STATED TASK:
Quote every entry word for word.

DATA FOR PROCESSING:
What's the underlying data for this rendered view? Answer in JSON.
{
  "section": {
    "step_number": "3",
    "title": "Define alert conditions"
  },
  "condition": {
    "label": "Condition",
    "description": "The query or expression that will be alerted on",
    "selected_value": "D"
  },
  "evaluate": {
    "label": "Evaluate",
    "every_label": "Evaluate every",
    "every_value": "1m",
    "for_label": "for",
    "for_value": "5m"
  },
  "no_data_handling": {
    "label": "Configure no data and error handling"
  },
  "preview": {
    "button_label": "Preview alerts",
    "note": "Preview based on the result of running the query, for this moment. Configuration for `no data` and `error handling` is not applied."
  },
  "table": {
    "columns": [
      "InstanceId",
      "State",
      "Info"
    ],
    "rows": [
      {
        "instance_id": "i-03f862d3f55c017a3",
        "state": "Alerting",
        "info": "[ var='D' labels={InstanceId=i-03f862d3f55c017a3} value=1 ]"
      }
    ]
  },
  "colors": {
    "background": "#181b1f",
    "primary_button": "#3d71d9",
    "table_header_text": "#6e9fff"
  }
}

RESPONSE BELOW:
What's the underlying data for this rendered view? Answer in JSON.
{
  "section": {
    "step_number": "3",
    "title": "Define alert conditions"
  },
  "condition": {
    "label": "Condition",
    "description": "The query or expression that will be alerted on",
    "selected_value": "D"
  },
  "evaluate": {
    "label": "Evaluate",
    "every_label": "Evaluate every",
    "every_value": "1m",
    "for_label": "for",
    "for_value": "5m"
  },
  "no_data_handling": {
    "label": "Configure no data and error handling"
  },
  "preview": {
    "button_label": "Preview alerts",
    "note": "Preview based on the result of running the query, for this moment. Configuration for `no data` and `error handling` is not applied."
  },
  "table": {
    "columns": [
      "InstanceId",
      "State",
      "Info"
    ],
    "rows": [
      {
        "instance_id": "i-03f862d3f55c017a3",
        "state": "Alerting",
        "info": "[ var='D' labels={InstanceId=i-03f862d3f55c017a3} value=1 ]"
      }
    ]
  },
  "colors": {
    "background": "#181b1f",
    "primary_button": "#3d71d9",
    "table_header_text": "#6e9fff"
  }
}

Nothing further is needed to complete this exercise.